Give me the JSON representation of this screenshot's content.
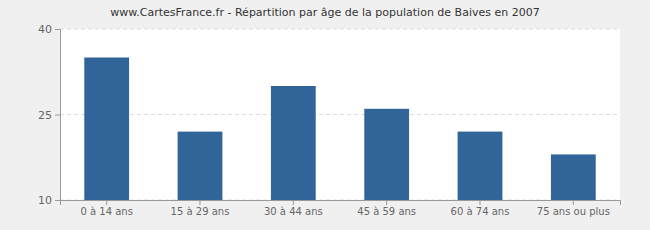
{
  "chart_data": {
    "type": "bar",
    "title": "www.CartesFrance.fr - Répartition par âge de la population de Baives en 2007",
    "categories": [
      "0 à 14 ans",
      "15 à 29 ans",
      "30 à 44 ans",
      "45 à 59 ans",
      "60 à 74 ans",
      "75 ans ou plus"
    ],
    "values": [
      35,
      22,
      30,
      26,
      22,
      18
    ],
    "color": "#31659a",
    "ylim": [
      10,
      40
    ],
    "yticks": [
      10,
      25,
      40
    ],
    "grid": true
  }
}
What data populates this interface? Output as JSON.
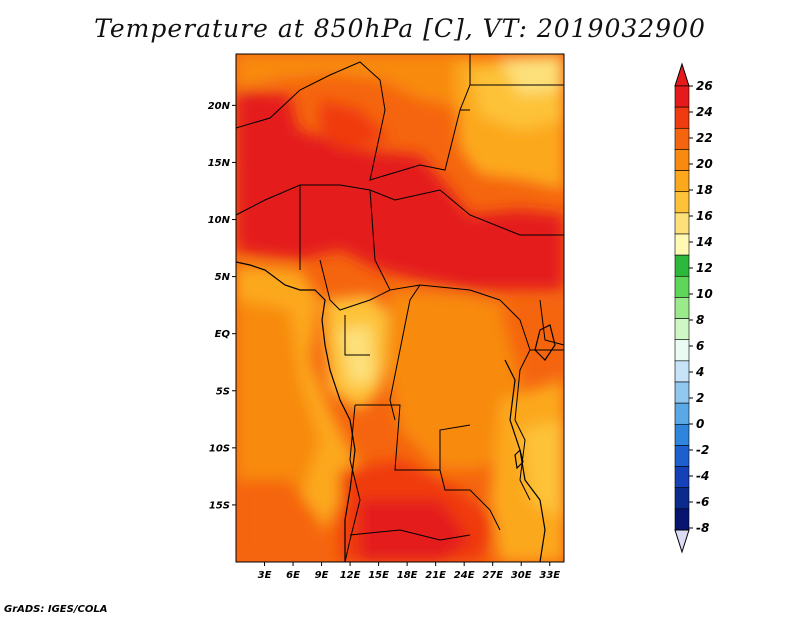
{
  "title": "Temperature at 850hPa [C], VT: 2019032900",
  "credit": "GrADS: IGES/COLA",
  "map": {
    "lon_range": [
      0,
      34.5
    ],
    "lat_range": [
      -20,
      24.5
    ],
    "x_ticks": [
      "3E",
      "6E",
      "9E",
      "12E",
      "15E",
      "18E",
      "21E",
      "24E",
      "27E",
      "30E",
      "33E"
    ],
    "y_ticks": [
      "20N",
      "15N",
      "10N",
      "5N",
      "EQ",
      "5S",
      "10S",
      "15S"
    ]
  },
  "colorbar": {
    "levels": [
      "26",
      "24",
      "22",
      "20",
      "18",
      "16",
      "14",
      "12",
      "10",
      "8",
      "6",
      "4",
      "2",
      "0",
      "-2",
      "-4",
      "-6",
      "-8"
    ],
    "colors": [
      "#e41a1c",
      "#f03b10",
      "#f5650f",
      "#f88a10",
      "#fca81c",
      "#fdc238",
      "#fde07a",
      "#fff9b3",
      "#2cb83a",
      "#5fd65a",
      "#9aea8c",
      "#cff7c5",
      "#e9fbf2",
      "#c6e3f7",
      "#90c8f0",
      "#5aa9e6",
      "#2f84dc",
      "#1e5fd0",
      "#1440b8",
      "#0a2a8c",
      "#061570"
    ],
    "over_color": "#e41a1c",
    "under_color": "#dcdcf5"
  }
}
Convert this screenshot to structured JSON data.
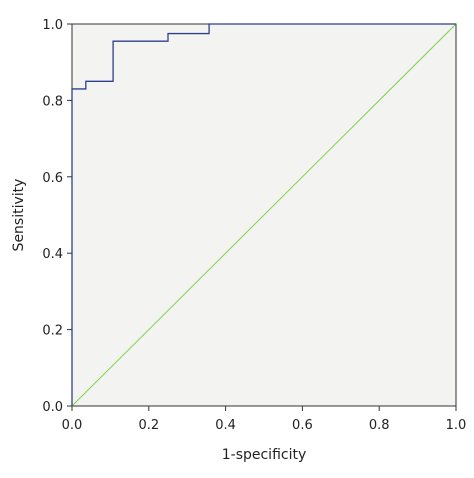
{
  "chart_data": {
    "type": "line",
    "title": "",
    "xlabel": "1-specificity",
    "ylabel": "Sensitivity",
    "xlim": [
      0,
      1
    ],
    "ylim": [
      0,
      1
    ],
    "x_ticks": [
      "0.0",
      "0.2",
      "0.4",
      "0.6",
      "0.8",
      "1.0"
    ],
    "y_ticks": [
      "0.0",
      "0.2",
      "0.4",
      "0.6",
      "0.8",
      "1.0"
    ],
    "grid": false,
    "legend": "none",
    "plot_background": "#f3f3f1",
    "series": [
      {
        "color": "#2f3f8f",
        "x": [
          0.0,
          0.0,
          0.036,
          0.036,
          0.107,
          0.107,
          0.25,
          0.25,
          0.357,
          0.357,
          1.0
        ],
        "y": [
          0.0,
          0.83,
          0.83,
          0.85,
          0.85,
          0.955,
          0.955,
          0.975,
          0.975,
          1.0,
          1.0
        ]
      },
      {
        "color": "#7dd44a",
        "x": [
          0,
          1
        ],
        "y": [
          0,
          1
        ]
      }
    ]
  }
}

# What needs to be done
Copy every line of the listing that includes the string "screenshot".

# Exercise output
Give me the JSON representation of this screenshot's content.
Convert this screenshot to structured JSON data.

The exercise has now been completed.